*** Data entries

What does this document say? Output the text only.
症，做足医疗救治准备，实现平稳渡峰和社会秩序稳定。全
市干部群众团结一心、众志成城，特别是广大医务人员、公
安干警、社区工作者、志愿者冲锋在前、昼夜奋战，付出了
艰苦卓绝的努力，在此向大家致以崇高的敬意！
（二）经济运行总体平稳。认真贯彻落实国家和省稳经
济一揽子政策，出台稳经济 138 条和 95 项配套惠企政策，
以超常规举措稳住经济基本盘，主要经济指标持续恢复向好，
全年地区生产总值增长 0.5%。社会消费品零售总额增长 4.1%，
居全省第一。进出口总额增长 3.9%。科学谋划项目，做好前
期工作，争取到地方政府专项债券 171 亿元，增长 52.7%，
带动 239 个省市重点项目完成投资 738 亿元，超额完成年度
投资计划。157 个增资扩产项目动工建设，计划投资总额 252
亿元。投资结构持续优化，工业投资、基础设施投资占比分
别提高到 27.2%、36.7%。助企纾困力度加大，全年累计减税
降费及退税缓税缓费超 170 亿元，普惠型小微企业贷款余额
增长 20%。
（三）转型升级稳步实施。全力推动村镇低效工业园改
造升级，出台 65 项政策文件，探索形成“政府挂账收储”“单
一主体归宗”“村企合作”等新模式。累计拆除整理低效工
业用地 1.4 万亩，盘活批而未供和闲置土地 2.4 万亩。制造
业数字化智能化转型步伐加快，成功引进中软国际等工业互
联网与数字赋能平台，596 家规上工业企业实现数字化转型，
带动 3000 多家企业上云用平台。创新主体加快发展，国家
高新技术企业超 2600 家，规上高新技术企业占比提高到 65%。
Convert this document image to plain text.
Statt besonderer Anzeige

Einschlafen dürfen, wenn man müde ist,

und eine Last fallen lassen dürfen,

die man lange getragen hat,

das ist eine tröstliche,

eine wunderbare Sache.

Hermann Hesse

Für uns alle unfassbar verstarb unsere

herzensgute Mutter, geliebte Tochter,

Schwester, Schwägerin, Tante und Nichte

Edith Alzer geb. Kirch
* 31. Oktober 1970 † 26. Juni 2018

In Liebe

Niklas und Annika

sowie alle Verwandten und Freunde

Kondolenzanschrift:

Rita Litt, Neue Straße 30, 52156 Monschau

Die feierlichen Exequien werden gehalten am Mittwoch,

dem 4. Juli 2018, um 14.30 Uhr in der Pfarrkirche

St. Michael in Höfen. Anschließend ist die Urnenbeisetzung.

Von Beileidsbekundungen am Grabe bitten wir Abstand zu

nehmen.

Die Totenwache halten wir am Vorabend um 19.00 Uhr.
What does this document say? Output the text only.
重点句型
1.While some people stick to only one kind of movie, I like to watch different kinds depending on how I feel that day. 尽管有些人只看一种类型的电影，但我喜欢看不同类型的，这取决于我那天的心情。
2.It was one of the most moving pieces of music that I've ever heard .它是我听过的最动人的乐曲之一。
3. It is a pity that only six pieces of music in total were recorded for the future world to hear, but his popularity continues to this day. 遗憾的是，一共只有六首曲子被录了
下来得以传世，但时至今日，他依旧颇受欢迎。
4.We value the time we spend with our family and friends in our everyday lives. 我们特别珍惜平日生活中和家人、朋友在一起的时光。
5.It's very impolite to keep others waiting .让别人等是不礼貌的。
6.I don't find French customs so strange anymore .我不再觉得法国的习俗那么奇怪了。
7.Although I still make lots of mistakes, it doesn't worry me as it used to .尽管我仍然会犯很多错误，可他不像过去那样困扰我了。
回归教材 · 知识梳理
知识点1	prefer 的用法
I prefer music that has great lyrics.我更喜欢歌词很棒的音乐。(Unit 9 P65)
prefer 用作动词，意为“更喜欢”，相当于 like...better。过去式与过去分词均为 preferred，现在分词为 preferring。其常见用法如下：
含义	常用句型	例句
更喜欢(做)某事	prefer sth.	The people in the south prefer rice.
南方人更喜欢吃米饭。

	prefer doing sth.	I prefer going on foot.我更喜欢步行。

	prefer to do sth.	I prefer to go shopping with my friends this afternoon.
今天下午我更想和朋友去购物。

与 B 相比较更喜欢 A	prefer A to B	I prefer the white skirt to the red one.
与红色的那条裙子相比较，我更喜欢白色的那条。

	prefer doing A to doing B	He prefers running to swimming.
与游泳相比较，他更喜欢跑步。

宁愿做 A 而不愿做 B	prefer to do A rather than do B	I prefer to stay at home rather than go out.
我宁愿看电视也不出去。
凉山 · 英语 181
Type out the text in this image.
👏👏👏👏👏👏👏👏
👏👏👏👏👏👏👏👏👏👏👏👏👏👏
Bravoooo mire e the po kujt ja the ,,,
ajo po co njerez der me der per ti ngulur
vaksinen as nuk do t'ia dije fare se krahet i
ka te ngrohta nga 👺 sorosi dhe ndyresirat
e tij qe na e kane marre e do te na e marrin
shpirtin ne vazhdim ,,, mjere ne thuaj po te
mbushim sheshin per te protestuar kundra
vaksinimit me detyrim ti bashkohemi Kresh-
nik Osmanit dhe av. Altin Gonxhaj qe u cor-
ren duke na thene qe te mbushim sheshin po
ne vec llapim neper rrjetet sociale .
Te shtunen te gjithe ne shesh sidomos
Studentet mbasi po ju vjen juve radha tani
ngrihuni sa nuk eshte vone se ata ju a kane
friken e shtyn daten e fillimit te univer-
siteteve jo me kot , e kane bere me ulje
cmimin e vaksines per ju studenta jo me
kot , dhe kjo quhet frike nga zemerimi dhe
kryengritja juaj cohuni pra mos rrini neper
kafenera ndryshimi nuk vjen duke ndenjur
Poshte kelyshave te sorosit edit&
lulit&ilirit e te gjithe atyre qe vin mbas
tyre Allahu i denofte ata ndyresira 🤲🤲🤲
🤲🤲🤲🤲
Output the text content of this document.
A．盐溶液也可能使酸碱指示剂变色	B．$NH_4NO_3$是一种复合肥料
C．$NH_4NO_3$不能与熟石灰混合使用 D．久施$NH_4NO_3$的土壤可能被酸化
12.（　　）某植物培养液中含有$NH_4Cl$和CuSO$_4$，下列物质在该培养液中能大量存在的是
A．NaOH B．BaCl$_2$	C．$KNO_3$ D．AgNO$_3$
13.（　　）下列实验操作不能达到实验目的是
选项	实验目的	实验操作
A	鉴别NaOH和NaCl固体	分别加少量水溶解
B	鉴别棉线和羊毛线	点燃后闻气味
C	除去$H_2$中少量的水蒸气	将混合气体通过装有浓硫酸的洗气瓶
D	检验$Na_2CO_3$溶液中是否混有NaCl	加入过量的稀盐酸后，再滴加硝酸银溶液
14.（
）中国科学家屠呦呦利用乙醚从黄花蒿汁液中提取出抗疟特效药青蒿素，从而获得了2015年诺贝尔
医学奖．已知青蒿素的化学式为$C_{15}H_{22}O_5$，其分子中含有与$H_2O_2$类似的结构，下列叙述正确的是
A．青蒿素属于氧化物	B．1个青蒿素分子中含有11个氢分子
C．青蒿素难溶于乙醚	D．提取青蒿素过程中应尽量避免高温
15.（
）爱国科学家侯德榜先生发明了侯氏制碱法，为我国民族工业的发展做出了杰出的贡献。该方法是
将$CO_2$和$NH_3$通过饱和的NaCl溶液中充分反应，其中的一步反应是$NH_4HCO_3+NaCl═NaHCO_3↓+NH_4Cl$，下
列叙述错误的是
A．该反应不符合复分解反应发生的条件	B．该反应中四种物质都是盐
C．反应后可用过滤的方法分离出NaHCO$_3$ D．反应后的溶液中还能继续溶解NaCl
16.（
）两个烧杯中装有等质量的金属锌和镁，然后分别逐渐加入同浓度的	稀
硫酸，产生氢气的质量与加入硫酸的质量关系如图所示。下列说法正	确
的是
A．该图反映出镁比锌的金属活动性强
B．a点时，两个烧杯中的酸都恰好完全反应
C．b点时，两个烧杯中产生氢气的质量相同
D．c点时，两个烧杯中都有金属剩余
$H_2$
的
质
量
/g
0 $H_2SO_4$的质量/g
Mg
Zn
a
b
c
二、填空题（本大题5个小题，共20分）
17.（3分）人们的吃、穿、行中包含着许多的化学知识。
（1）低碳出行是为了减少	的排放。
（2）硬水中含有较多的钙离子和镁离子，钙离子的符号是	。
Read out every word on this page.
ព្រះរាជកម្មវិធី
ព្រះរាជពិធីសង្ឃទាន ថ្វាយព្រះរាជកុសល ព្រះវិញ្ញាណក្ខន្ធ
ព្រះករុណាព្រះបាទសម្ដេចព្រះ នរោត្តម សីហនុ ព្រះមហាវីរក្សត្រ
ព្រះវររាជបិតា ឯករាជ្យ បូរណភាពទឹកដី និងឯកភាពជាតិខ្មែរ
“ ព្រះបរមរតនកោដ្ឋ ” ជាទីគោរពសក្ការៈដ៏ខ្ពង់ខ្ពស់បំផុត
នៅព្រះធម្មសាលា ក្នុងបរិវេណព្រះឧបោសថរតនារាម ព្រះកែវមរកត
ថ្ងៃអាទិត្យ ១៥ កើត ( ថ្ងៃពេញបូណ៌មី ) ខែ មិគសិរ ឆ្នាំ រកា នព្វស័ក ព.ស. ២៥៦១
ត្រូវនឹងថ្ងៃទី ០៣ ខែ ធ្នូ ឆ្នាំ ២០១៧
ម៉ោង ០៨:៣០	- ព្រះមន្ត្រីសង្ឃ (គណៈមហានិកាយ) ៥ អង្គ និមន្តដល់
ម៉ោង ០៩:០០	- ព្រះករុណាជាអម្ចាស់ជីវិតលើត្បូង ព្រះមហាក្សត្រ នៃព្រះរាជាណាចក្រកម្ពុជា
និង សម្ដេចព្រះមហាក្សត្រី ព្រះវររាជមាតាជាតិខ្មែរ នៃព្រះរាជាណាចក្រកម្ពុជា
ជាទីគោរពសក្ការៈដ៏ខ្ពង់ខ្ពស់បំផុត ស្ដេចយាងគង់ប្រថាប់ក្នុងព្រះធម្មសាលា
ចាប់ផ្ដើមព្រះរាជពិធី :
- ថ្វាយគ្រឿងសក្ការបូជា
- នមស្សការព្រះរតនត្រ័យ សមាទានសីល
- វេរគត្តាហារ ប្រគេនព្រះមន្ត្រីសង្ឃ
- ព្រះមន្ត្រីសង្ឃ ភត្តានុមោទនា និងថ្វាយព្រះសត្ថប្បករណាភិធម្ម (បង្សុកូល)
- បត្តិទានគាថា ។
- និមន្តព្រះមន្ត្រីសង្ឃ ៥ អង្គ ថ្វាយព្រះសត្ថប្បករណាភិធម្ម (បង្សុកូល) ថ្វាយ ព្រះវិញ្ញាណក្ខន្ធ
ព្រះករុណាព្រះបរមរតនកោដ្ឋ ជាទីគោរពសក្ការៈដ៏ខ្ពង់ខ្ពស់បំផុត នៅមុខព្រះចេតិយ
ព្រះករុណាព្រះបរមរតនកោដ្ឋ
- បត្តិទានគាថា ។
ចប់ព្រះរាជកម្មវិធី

******

--- Exercise ---
Copy every single line of the material above that holds "រពសក".

--- Right answer ---
“ ព្រះបរមរតនកោដ្ឋ ” ជាទីគោរពសក្ការៈដ៏ខ្ពង់ខ្ពស់បំផុត
ជាទីគោរពសក្ការៈដ៏ខ្ពង់ខ្ពស់បំផុត ស្ដេចយាងគង់ប្រថាប់ក្នុងព្រះធម្មសាលា
ព្រះករុណាព្រះបរមរតនកោដ្ឋ ជាទីគោរពសក្ការៈដ៏ខ្ពង់ខ្ពស់បំផុត នៅមុខព្រះចេតិយ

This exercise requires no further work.